SELECTION:

Evidence in business: can companies do well by doing good?
The quest for evidence has been rumbling along for decades. But how do businesses fit into this? If we demand evidence of impact from our public services and charities, surely we should be doing the same of companies? Yet – beyond health – it is rare for a company to have tested and revealed whether what they sell actually works.
This week, we launched a new report with Pearson, the education giant, exploring the role of evidence in a business context. Pearson have boldly committed to testing their product and services to see if they are effective against educational outcomes, and, if found not to be effective, they will stop selling it even if it is making them money. Pearson is using the standards of evidence we use in Nesta Impact Investments to help them measure and communicate this impact.
This is a commendable move. Pearson’s commitment to being evidence-led is a bold – and novel – claim by a FTSE 100 company, particularly one in the education sector. Unlike in healthcare or other regulated sectors, there is currently no evidence criteria in place for a company to reach before they can sell education products or services in the UK. But Pearson, like us at Nesta, believes that measuring and sharing evidence of impact is a moral duty for anyone delivering such products and services. And we also agree that evidence could act as a source of competitive advantage, helping products and services stand out in a crowded market place.
We know that some companies do measure their impact and that many companies experiment and use data. Capital One for instance undertakes over 60,000 experiments a year to test different advertising strategies. Colleagues at Nesta have explored the links between a business’ use of data and the impact on business growth. Yet rarely are these sophisticated analytical approaches directed at testing the actual impact of products and services. Beyond health, few companies test and reveal whether what they sell actually works. Too often impact is interpreted in terms of financial returns - if people buy it, then it must be good.
Yet the tide is turning. Governments are increasingly demanding evidence, so too are impact investors, as well as consumers, and others alongside. Is there then a need for companies to get ahead, to be able to measure and articulate the impact of what they sell before there are requirements in place for them to do so?

AIM A: Please list every organization the article on evidence in business names.
AIM B: Copy out the stretch of the article on evidence in business from "Evidence in business: can" through "revealed whether what they sell actually works.", renaming "companies" to "firms" wherever it occurs.

SUPPLIED INFORMATION:
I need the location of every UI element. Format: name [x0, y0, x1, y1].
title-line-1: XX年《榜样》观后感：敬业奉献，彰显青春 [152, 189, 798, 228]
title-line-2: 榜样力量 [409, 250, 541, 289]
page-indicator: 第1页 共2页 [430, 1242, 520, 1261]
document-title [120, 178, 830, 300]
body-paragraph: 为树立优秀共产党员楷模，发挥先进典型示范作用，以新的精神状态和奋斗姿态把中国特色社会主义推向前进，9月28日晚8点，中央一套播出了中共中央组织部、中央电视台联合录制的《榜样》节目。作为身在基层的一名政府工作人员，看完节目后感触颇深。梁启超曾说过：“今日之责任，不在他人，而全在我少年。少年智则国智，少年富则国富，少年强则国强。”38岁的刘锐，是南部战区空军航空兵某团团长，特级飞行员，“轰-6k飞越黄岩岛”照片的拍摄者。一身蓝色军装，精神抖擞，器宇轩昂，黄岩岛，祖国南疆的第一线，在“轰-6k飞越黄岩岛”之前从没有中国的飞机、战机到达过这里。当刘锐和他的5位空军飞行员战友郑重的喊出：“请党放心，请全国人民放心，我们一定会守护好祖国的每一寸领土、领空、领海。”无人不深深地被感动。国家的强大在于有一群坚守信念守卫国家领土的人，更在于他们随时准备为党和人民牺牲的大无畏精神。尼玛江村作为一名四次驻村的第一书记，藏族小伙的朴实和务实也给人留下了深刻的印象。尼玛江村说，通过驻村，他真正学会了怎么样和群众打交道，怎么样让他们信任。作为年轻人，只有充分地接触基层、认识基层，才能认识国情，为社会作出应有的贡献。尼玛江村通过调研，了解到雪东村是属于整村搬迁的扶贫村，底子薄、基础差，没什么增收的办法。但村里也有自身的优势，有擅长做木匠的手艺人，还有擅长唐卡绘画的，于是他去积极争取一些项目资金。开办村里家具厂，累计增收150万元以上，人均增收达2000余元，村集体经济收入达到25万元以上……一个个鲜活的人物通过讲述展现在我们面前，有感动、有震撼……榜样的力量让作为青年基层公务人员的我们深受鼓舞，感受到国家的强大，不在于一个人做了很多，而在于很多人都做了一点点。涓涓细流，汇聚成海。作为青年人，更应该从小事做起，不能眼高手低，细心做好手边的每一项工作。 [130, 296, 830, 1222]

---

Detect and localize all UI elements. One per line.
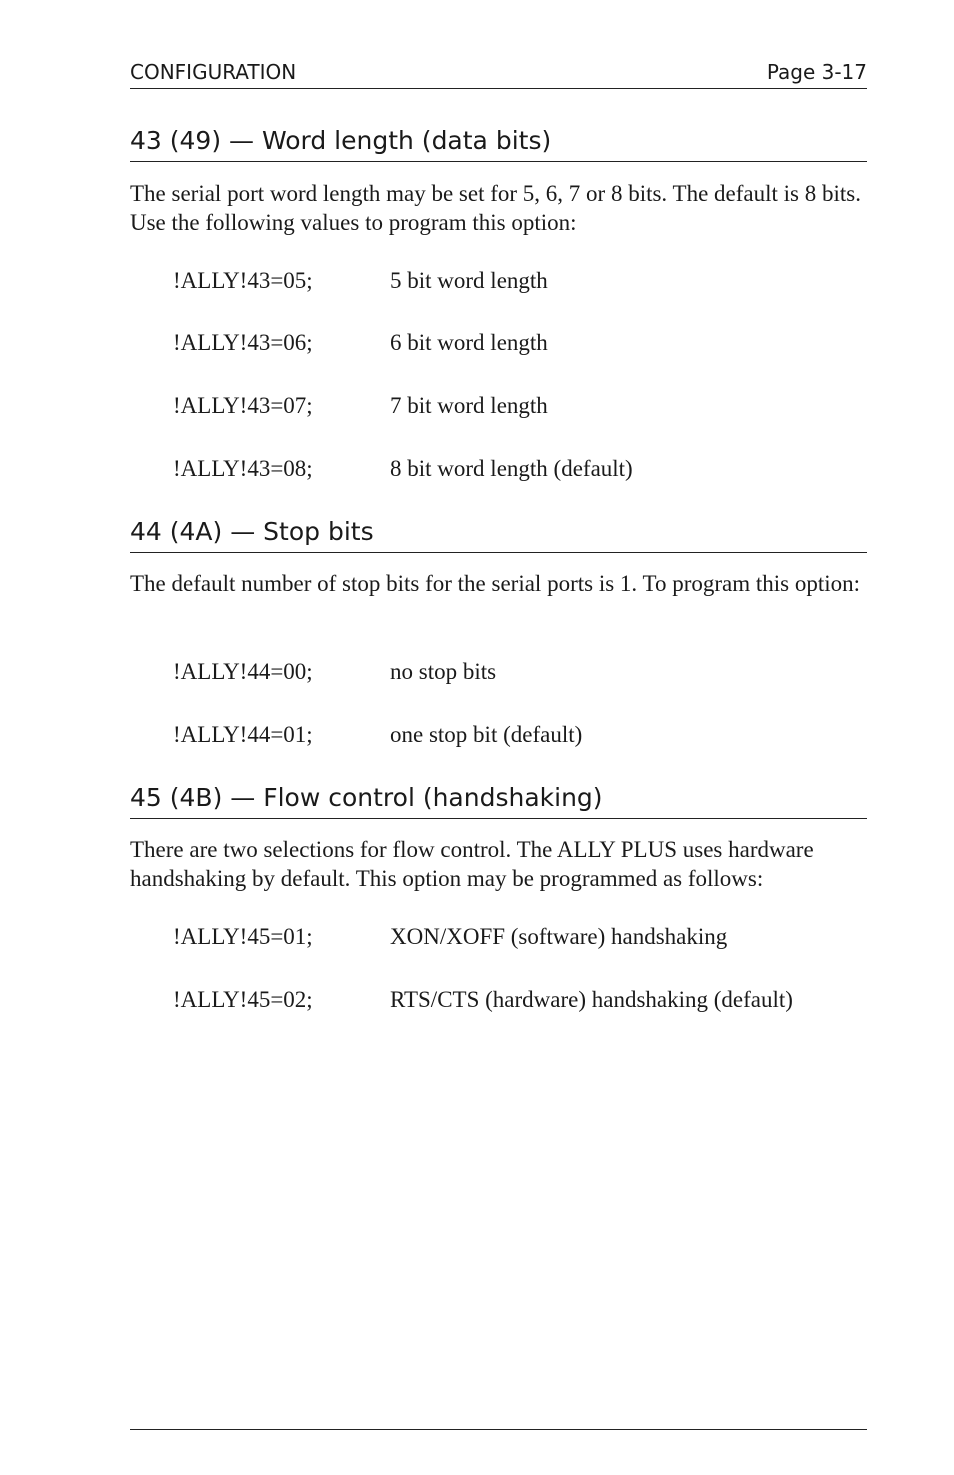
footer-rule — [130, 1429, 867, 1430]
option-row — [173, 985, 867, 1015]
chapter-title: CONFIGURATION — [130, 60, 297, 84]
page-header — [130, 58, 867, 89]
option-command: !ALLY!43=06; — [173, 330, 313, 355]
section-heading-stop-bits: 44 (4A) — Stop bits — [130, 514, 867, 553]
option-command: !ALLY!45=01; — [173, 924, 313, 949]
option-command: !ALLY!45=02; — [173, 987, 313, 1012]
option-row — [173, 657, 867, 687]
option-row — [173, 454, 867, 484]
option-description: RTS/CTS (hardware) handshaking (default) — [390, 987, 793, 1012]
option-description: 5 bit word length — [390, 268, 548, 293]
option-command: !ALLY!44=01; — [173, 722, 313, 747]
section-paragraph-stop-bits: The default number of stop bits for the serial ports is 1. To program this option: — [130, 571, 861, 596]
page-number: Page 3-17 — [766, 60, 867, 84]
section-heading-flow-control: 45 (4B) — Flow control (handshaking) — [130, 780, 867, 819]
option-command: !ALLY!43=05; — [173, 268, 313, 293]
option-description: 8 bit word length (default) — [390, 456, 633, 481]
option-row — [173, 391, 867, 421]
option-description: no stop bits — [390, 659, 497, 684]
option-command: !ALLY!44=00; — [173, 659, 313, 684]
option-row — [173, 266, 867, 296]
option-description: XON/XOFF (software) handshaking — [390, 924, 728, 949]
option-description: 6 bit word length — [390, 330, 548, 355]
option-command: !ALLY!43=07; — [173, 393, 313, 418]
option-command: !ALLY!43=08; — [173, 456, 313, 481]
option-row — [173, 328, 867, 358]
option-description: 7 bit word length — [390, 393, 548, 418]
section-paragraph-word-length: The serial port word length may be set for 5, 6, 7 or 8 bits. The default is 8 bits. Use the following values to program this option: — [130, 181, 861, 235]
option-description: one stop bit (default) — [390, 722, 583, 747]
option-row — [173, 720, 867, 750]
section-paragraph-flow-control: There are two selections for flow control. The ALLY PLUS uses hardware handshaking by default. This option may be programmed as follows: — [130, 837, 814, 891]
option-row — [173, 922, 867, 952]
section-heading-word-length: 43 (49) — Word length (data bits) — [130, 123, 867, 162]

...

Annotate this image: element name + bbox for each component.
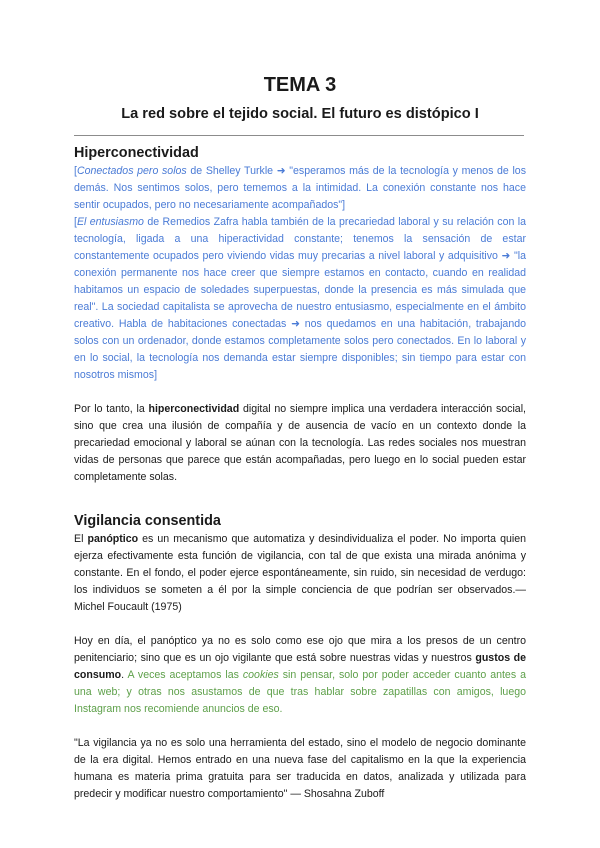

SOLUTION A: Pearson, Nesta, Nesta Impact Investments, Capital One

SOLUTION B:
Evidence in business: can firms do well by doing good?
The quest for evidence has been rumbling along for decades. But how do businesses fit into this? If we demand evidence of impact from our public services and charities, surely we should be doing the same of firms? Yet – beyond health – it is rare for a company to have tested and revealed whether what they sell actually works.